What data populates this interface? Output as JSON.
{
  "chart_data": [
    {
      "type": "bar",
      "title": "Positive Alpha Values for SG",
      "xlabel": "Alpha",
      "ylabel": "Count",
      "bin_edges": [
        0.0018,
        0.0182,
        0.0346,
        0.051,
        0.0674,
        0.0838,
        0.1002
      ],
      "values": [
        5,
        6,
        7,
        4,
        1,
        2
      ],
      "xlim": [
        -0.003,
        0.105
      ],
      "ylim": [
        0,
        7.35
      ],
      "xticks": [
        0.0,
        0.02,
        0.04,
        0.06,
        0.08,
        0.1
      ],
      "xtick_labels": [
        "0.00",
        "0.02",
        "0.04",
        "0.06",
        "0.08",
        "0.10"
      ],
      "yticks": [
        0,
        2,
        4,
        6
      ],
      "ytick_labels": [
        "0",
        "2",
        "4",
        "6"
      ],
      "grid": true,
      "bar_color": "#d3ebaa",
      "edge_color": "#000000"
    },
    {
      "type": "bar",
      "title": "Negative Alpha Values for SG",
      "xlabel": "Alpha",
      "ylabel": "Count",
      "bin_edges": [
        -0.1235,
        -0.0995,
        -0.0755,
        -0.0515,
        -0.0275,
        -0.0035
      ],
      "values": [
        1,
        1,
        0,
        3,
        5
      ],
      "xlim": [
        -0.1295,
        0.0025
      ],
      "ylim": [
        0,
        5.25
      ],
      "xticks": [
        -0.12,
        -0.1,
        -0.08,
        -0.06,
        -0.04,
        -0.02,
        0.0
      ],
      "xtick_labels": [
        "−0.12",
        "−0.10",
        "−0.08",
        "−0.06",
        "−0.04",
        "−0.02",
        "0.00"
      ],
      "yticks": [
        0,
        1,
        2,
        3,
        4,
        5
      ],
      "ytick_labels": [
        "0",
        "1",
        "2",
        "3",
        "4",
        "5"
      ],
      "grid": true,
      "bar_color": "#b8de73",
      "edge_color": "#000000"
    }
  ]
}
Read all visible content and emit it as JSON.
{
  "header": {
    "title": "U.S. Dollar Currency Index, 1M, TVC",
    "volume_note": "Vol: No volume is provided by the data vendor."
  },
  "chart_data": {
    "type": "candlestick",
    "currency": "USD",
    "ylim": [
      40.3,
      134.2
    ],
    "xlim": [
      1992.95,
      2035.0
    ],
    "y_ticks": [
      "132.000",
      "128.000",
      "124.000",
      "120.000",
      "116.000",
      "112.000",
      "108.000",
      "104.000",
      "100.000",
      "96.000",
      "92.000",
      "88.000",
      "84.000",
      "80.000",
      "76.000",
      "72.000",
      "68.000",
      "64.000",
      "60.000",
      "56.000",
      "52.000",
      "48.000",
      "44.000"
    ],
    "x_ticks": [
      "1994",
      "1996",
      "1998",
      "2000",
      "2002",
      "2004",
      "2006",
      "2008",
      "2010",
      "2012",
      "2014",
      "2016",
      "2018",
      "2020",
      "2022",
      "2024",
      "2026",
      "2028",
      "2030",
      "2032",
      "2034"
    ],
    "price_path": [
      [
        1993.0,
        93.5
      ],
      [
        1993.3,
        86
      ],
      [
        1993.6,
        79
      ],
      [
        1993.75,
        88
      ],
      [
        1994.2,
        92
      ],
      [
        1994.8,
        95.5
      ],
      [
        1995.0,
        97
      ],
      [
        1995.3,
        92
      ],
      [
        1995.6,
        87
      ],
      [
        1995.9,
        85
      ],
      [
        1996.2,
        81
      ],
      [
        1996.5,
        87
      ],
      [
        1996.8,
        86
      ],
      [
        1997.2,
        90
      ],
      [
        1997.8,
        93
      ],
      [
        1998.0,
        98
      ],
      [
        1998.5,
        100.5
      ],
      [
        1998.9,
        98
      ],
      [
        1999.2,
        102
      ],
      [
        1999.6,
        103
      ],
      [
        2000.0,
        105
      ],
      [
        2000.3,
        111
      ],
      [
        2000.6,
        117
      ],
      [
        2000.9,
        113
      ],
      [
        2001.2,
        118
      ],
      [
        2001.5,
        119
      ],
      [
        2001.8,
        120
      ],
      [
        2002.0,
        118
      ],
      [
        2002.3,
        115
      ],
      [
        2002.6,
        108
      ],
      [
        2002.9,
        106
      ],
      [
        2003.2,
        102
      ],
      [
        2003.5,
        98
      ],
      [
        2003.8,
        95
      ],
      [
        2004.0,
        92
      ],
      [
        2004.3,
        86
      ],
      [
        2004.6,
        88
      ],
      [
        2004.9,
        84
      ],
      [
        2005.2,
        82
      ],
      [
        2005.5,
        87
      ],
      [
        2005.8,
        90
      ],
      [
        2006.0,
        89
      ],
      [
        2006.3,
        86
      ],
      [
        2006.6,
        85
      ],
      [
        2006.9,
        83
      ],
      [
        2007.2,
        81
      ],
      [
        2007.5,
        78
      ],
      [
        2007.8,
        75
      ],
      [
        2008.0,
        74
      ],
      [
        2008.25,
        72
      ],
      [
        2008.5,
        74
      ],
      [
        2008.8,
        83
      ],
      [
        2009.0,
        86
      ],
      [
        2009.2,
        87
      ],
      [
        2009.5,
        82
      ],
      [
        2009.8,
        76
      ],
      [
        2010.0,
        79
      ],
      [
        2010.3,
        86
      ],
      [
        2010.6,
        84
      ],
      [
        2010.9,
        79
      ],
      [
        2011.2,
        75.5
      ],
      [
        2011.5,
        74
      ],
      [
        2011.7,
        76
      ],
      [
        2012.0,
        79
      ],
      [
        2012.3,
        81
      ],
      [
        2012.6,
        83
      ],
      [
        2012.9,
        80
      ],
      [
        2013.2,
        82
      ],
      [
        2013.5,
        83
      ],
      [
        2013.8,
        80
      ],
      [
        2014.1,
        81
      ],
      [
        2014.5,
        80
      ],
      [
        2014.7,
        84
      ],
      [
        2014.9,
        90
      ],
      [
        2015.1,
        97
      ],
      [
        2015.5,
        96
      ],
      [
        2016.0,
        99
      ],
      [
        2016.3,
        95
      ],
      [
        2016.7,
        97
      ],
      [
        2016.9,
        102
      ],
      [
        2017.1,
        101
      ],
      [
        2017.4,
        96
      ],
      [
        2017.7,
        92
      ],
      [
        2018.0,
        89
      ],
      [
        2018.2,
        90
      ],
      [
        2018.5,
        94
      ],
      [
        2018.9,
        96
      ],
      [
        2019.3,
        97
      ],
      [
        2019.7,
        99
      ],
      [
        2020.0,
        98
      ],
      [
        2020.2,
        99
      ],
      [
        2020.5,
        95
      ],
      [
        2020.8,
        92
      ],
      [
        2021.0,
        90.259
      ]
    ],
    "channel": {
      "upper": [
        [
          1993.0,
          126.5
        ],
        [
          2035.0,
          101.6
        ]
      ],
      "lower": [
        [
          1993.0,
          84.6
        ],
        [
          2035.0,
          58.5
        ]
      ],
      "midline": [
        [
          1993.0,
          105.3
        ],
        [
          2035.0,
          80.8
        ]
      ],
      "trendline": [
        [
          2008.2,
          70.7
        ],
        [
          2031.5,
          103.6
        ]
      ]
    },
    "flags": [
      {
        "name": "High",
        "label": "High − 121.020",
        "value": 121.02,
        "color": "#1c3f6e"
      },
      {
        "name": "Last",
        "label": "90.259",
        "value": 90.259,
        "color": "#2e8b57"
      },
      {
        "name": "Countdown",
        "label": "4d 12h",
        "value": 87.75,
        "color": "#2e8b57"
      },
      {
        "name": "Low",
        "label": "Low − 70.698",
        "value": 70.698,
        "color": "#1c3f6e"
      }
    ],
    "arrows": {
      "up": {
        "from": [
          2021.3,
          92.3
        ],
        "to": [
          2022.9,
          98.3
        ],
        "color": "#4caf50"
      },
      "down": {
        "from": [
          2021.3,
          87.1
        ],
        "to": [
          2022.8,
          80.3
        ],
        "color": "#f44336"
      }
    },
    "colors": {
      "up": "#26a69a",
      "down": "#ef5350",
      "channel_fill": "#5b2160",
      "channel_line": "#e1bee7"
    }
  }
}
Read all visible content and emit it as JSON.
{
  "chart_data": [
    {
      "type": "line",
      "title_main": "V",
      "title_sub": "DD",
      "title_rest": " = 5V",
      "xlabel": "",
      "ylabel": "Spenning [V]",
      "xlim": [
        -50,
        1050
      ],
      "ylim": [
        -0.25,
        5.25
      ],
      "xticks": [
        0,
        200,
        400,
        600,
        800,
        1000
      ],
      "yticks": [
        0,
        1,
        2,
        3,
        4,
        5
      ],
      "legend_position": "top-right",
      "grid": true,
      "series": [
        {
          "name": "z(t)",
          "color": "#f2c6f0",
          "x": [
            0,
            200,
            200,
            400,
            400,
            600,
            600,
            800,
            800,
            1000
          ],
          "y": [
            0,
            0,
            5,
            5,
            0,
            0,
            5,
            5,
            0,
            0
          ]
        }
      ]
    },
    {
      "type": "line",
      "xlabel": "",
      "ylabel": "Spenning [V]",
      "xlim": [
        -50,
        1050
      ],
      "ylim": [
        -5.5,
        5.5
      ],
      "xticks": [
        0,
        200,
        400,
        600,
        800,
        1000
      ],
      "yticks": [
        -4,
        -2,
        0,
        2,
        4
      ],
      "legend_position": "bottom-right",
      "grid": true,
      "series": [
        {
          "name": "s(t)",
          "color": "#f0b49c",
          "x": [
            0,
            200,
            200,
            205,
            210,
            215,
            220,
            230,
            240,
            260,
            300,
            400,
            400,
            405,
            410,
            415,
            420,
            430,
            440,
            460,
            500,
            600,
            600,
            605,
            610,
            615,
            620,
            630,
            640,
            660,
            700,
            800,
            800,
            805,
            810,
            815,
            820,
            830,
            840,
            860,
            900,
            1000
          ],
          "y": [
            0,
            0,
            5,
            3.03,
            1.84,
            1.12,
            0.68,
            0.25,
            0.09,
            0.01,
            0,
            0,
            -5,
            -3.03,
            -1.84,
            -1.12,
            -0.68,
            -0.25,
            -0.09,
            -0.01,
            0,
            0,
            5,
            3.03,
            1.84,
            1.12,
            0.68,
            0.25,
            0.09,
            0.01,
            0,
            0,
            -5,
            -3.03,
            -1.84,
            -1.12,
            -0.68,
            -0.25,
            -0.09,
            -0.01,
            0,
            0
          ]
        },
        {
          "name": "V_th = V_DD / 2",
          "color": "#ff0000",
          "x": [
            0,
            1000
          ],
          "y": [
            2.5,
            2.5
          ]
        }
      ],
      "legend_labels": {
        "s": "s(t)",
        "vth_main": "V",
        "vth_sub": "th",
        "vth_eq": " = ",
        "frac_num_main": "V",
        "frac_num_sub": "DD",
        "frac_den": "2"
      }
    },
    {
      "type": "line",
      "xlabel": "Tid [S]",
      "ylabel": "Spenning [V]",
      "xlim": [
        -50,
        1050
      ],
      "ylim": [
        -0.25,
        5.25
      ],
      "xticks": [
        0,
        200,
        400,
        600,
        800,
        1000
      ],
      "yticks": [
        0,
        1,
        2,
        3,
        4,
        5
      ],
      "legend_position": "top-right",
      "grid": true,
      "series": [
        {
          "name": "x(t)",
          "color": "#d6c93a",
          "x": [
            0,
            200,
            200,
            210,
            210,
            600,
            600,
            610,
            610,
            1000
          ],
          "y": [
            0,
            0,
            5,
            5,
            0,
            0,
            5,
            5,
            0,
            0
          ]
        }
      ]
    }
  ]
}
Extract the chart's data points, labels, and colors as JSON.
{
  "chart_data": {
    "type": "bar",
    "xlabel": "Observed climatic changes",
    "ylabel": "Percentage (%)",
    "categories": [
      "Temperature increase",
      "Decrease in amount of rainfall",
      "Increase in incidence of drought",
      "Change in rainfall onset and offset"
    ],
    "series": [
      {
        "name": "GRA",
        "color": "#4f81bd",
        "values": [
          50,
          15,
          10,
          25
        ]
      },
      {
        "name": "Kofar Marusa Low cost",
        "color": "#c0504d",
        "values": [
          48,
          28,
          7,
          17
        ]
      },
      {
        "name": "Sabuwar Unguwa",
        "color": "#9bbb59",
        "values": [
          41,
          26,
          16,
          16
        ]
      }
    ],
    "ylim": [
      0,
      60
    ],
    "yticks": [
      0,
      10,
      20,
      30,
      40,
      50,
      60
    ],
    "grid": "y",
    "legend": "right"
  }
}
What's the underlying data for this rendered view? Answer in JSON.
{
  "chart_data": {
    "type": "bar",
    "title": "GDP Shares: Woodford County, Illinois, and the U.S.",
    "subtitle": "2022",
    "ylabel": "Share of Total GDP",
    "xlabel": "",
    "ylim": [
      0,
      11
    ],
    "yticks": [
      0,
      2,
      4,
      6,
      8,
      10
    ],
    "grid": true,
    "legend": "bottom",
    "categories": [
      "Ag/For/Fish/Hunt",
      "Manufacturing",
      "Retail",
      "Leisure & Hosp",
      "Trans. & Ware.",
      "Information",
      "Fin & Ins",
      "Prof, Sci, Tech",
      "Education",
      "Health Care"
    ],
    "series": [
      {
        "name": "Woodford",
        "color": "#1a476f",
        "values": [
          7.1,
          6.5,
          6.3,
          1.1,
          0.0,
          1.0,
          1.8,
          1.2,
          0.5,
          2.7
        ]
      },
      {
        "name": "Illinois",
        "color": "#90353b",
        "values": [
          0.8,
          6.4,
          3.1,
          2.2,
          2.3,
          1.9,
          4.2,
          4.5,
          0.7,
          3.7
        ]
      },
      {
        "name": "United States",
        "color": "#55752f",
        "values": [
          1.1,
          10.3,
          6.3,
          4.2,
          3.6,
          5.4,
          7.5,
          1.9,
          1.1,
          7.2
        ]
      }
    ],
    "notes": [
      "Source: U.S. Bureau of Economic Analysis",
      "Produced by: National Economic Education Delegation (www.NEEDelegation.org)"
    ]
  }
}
------------
[Set task]: Check each line above for the string "rainfall" and report how many lines have it, giving only the number.

[The result]: 2